> Material to process
_ _ _ _ _
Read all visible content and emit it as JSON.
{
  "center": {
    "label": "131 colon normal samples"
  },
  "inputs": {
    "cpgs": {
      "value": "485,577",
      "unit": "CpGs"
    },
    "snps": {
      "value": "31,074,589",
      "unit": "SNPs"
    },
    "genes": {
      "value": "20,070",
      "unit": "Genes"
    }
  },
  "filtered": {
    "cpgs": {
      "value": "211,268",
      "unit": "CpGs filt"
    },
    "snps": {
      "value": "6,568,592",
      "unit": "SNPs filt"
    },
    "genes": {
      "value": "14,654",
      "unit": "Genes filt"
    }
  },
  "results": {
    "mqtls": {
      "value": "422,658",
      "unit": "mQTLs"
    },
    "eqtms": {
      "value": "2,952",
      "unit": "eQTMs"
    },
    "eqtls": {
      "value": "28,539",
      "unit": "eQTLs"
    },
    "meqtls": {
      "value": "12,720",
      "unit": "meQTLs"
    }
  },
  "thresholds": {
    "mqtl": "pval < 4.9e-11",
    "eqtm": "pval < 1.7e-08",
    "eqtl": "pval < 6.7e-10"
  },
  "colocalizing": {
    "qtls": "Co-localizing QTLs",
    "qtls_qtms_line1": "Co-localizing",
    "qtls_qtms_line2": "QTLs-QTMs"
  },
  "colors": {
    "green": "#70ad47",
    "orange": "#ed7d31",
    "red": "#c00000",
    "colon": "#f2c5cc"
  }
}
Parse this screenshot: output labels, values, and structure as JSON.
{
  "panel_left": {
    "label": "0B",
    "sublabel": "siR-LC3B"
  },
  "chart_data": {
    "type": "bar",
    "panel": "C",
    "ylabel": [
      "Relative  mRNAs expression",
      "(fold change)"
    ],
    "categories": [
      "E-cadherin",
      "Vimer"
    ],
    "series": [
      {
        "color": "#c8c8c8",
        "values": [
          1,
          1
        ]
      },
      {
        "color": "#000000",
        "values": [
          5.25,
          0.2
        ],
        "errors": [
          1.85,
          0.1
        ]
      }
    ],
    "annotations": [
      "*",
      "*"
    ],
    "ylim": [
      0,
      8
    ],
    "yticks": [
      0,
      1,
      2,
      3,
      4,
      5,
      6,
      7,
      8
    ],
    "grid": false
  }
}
_ _ _ _ _
> Task description
Give back every entry exactly.

> Expected output
Read all visible content and emit it as JSON.
{
  "center": {
    "label": "131 colon normal samples"
  },
  "inputs": {
    "cpgs": {
      "value": "485,577",
      "unit": "CpGs"
    },
    "snps": {
      "value": "31,074,589",
      "unit": "SNPs"
    },
    "genes": {
      "value": "20,070",
      "unit": "Genes"
    }
  },
  "filtered": {
    "cpgs": {
      "value": "211,268",
      "unit": "CpGs filt"
    },
    "snps": {
      "value": "6,568,592",
      "unit": "SNPs filt"
    },
    "genes": {
      "value": "14,654",
      "unit": "Genes filt"
    }
  },
  "results": {
    "mqtls": {
      "value": "422,658",
      "unit": "mQTLs"
    },
    "eqtms": {
      "value": "2,952",
      "unit": "eQTMs"
    },
    "eqtls": {
      "value": "28,539",
      "unit": "eQTLs"
    },
    "meqtls": {
      "value": "12,720",
      "unit": "meQTLs"
    }
  },
  "thresholds": {
    "mqtl": "pval < 4.9e-11",
    "eqtm": "pval < 1.7e-08",
    "eqtl": "pval < 6.7e-10"
  },
  "colocalizing": {
    "qtls": "Co-localizing QTLs",
    "qtls_qtms_line1": "Co-localizing",
    "qtls_qtms_line2": "QTLs-QTMs"
  },
  "colors": {
    "green": "#70ad47",
    "orange": "#ed7d31",
    "red": "#c00000",
    "colon": "#f2c5cc"
  }
}
Parse this screenshot: output labels, values, and structure as JSON.
{
  "panel_left": {
    "label": "0B",
    "sublabel": "siR-LC3B"
  },
  "chart_data": {
    "type": "bar",
    "panel": "C",
    "ylabel": [
      "Relative  mRNAs expression",
      "(fold change)"
    ],
    "categories": [
      "E-cadherin",
      "Vimer"
    ],
    "series": [
      {
        "color": "#c8c8c8",
        "values": [
          1,
          1
        ]
      },
      {
        "color": "#000000",
        "values": [
          5.25,
          0.2
        ],
        "errors": [
          1.85,
          0.1
        ]
      }
    ],
    "annotations": [
      "*",
      "*"
    ],
    "ylim": [
      0,
      8
    ],
    "yticks": [
      0,
      1,
      2,
      3,
      4,
      5,
      6,
      7,
      8
    ],
    "grid": false
  }
}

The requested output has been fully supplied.